# TASK DETAILS
Repeat the lines below exactly as they appear, but leave out the images.

# DATA PROVIDED
---------------
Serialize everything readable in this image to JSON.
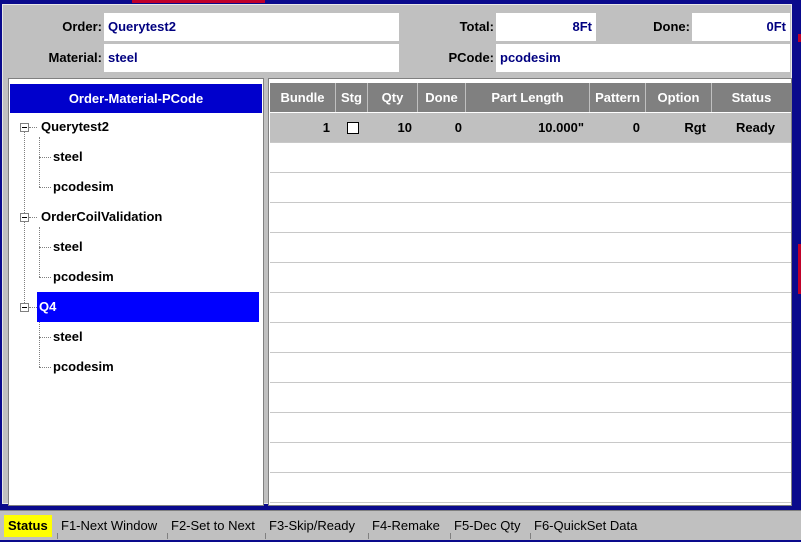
{
  "header": {
    "order_label": "Order:",
    "order_value": "Querytest2",
    "material_label": "Material:",
    "material_value": "steel",
    "total_label": "Total:",
    "total_value": "8Ft",
    "done_label": "Done:",
    "done_value": "0Ft",
    "pcode_label": "PCode:",
    "pcode_value": "pcodesim"
  },
  "tree": {
    "header": "Order-Material-PCode",
    "orders": [
      {
        "name": "Querytest2",
        "children": [
          "steel",
          "pcodesim"
        ],
        "selected": false
      },
      {
        "name": "OrderCoilValidation",
        "children": [
          "steel",
          "pcodesim"
        ],
        "selected": false
      },
      {
        "name": "Q4",
        "children": [
          "steel",
          "pcodesim"
        ],
        "selected": true
      }
    ]
  },
  "table": {
    "columns": [
      "Bundle",
      "Stg",
      "Qty",
      "Done",
      "Part Length",
      "Pattern",
      "Option",
      "Status"
    ],
    "rows": [
      {
        "bundle": "1",
        "stg": false,
        "qty": "10",
        "done": "0",
        "part_length": "10.000\"",
        "pattern": "0",
        "option": "Rgt",
        "status": "Ready"
      }
    ]
  },
  "statusbar": {
    "status": "Status",
    "f1": "F1-Next Window",
    "f2": "F2-Set to Next",
    "f3": "F3-Skip/Ready",
    "f4": "F4-Remake",
    "f5": "F5-Dec Qty",
    "f6": "F6-QuickSet Data"
  },
  "colors": {
    "selection": "#0000ff",
    "tree_header": "#0000cc",
    "status_highlight": "#ffff00",
    "value_text": "#000080"
  }
}
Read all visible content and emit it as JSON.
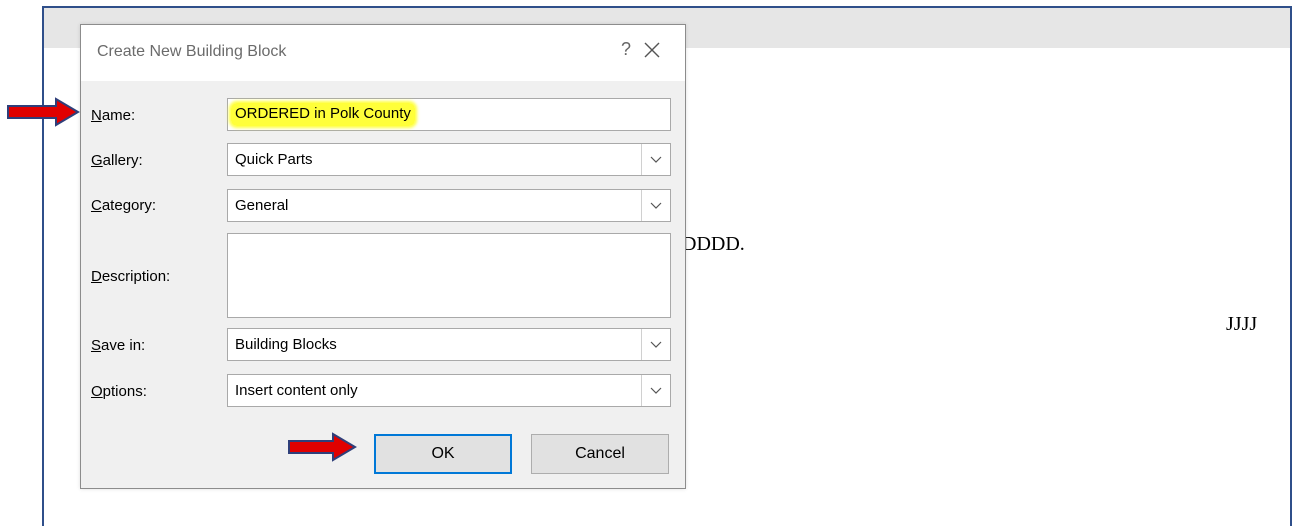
{
  "dialog": {
    "title": "Create New Building Block",
    "help_icon": "?",
    "close_icon": "close-icon"
  },
  "fields": {
    "name": {
      "label_key": "N",
      "label_rest": "ame:",
      "value": "ORDERED in Polk County"
    },
    "gallery": {
      "label_key": "G",
      "label_rest": "allery:",
      "value": "Quick Parts"
    },
    "category": {
      "label_key": "C",
      "label_rest": "ategory:",
      "value": "General"
    },
    "description": {
      "label_key": "D",
      "label_rest": "escription:",
      "value": ""
    },
    "save_in": {
      "label_key": "S",
      "label_rest": "ave in:",
      "value": "Building Blocks"
    },
    "options": {
      "label_key": "O",
      "label_rest": "ptions:",
      "value": "Insert content only"
    }
  },
  "buttons": {
    "ok": "OK",
    "cancel": "Cancel"
  },
  "document": {
    "text1": "DDDD.",
    "text2": "JJJJ"
  },
  "colors": {
    "highlight": "#ffff3a",
    "arrow": "#e00000",
    "accent": "#0078d7",
    "frame": "#2f4f8a"
  }
}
---------------
# SOLUTION BELOW
Serialize everything readable in this image to JSON.
{
  "header": {
    "order_label": "Order:",
    "order_value": "Querytest2",
    "material_label": "Material:",
    "material_value": "steel",
    "total_label": "Total:",
    "total_value": "8Ft",
    "done_label": "Done:",
    "done_value": "0Ft",
    "pcode_label": "PCode:",
    "pcode_value": "pcodesim"
  },
  "tree": {
    "header": "Order-Material-PCode",
    "orders": [
      {
        "name": "Querytest2",
        "children": [
          "steel",
          "pcodesim"
        ],
        "selected": false
      },
      {
        "name": "OrderCoilValidation",
        "children": [
          "steel",
          "pcodesim"
        ],
        "selected": false
      },
      {
        "name": "Q4",
        "children": [
          "steel",
          "pcodesim"
        ],
        "selected": true
      }
    ]
  },
  "table": {
    "columns": [
      "Bundle",
      "Stg",
      "Qty",
      "Done",
      "Part Length",
      "Pattern",
      "Option",
      "Status"
    ],
    "rows": [
      {
        "bundle": "1",
        "stg": false,
        "qty": "10",
        "done": "0",
        "part_length": "10.000\"",
        "pattern": "0",
        "option": "Rgt",
        "status": "Ready"
      }
    ]
  },
  "statusbar": {
    "status": "Status",
    "f1": "F1-Next Window",
    "f2": "F2-Set to Next",
    "f3": "F3-Skip/Ready",
    "f4": "F4-Remake",
    "f5": "F5-Dec Qty",
    "f6": "F6-QuickSet Data"
  },
  "colors": {
    "selection": "#0000ff",
    "tree_header": "#0000cc",
    "status_highlight": "#ffff00",
    "value_text": "#000080"
  }
}
Read all visible content and emit it as JSON.
{
  "dialog": {
    "title": "Create New Building Block",
    "help_icon": "?",
    "close_icon": "close-icon"
  },
  "fields": {
    "name": {
      "label_key": "N",
      "label_rest": "ame:",
      "value": "ORDERED in Polk County"
    },
    "gallery": {
      "label_key": "G",
      "label_rest": "allery:",
      "value": "Quick Parts"
    },
    "category": {
      "label_key": "C",
      "label_rest": "ategory:",
      "value": "General"
    },
    "description": {
      "label_key": "D",
      "label_rest": "escription:",
      "value": ""
    },
    "save_in": {
      "label_key": "S",
      "label_rest": "ave in:",
      "value": "Building Blocks"
    },
    "options": {
      "label_key": "O",
      "label_rest": "ptions:",
      "value": "Insert content only"
    }
  },
  "buttons": {
    "ok": "OK",
    "cancel": "Cancel"
  },
  "document": {
    "text1": "DDDD.",
    "text2": "JJJJ"
  },
  "colors": {
    "highlight": "#ffff3a",
    "arrow": "#e00000",
    "accent": "#0078d7",
    "frame": "#2f4f8a"
  }
}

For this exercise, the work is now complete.